**What you should do**
Rewrite the lines of every record below, changing each "y-tick-depth-line" to "y-tick-depth-rule" and leaving everything else as it is.

......

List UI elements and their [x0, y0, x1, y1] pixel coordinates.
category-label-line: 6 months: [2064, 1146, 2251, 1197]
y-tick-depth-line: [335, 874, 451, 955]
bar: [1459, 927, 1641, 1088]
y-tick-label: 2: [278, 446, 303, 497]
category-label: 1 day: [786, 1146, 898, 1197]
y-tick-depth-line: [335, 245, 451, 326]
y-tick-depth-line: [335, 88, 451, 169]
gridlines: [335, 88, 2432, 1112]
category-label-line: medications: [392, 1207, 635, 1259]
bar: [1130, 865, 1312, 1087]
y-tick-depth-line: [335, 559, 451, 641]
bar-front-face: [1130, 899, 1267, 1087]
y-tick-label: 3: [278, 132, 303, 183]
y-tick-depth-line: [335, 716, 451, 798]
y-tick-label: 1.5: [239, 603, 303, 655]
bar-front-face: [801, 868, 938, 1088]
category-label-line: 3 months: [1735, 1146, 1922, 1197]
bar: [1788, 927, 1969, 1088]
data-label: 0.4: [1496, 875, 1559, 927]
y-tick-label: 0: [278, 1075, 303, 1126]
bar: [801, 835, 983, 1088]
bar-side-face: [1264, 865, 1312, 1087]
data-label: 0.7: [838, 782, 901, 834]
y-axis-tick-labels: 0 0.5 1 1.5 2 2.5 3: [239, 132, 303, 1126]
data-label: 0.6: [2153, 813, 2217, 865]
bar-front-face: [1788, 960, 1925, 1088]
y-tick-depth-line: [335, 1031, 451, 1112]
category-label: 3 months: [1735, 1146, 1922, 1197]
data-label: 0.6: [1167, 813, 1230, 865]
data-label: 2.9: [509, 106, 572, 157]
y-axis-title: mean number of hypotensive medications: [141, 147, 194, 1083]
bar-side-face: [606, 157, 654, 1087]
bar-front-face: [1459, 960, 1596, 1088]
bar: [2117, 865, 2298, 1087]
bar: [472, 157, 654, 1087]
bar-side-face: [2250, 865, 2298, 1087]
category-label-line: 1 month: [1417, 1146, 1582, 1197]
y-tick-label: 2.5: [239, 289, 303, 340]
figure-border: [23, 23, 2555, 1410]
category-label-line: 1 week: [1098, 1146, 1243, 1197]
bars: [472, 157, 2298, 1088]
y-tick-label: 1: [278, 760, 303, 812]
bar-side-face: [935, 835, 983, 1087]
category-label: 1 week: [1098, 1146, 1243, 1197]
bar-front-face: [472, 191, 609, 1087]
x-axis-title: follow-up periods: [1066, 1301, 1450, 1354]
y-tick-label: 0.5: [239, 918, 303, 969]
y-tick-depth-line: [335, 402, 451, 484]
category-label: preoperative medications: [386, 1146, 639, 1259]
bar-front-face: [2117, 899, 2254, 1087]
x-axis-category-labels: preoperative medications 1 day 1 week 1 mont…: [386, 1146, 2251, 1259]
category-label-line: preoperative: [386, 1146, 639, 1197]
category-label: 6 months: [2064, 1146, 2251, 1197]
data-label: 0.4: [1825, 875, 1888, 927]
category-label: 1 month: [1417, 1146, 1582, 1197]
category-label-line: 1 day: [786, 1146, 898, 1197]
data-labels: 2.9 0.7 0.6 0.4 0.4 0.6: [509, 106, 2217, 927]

......

**Output below**
List UI elements and their [x0, y0, x1, y1] pixel coordinates.
category-label-line: 6 months: [2064, 1146, 2251, 1197]
y-tick-depth-rule: [335, 874, 451, 955]
bar: [1459, 927, 1641, 1088]
y-tick-label: 2: [278, 446, 303, 497]
category-label: 1 day: [786, 1146, 898, 1197]
y-tick-depth-rule: [335, 245, 451, 326]
y-tick-depth-rule: [335, 88, 451, 169]
gridlines: [335, 88, 2432, 1112]
category-label-line: medications: [392, 1207, 635, 1259]
bar: [1130, 865, 1312, 1087]
y-tick-depth-rule: [335, 559, 451, 641]
bar-front-face: [1130, 899, 1267, 1087]
y-tick-label: 3: [278, 132, 303, 183]
y-tick-depth-rule: [335, 716, 451, 798]
y-tick-label: 1.5: [239, 603, 303, 655]
bar-front-face: [801, 868, 938, 1088]
category-label-line: 3 months: [1735, 1146, 1922, 1197]
bar: [1788, 927, 1969, 1088]
data-label: 0.4: [1496, 875, 1559, 927]
y-tick-label: 0: [278, 1075, 303, 1126]
bar: [801, 835, 983, 1088]
bar-side-face: [1264, 865, 1312, 1087]
data-label: 0.7: [838, 782, 901, 834]
y-axis-tick-labels: 0 0.5 1 1.5 2 2.5 3: [239, 132, 303, 1126]
data-label: 0.6: [2153, 813, 2217, 865]
bar-front-face: [1788, 960, 1925, 1088]
y-tick-depth-rule: [335, 1031, 451, 1112]
category-label: 3 months: [1735, 1146, 1922, 1197]
data-label: 0.6: [1167, 813, 1230, 865]
data-label: 2.9: [509, 106, 572, 157]
y-axis-title: mean number of hypotensive medications: [141, 147, 194, 1083]
bar-side-face: [606, 157, 654, 1087]
bar-front-face: [1459, 960, 1596, 1088]
bar: [2117, 865, 2298, 1087]
bar: [472, 157, 654, 1087]
bar-side-face: [2250, 865, 2298, 1087]
category-label-line: 1 month: [1417, 1146, 1582, 1197]
y-tick-label: 2.5: [239, 289, 303, 340]
figure-border: [23, 23, 2555, 1410]
category-label-line: 1 week: [1098, 1146, 1243, 1197]
bars: [472, 157, 2298, 1088]
y-tick-label: 1: [278, 760, 303, 812]
bar-side-face: [935, 835, 983, 1087]
category-label: 1 week: [1098, 1146, 1243, 1197]
bar-front-face: [472, 191, 609, 1087]
x-axis-title: follow-up periods: [1066, 1301, 1450, 1354]
y-tick-label: 0.5: [239, 918, 303, 969]
y-tick-depth-rule: [335, 402, 451, 484]
category-label: preoperative medications: [386, 1146, 639, 1259]
bar-front-face: [2117, 899, 2254, 1087]
x-axis-category-labels: preoperative medications 1 day 1 week 1 mont…: [386, 1146, 2251, 1259]
category-label-line: preoperative: [386, 1146, 639, 1197]
category-label: 6 months: [2064, 1146, 2251, 1197]
data-label: 0.4: [1825, 875, 1888, 927]
category-label: 1 month: [1417, 1146, 1582, 1197]
category-label-line: 1 day: [786, 1146, 898, 1197]
data-labels: 2.9 0.7 0.6 0.4 0.4 0.6: [509, 106, 2217, 927]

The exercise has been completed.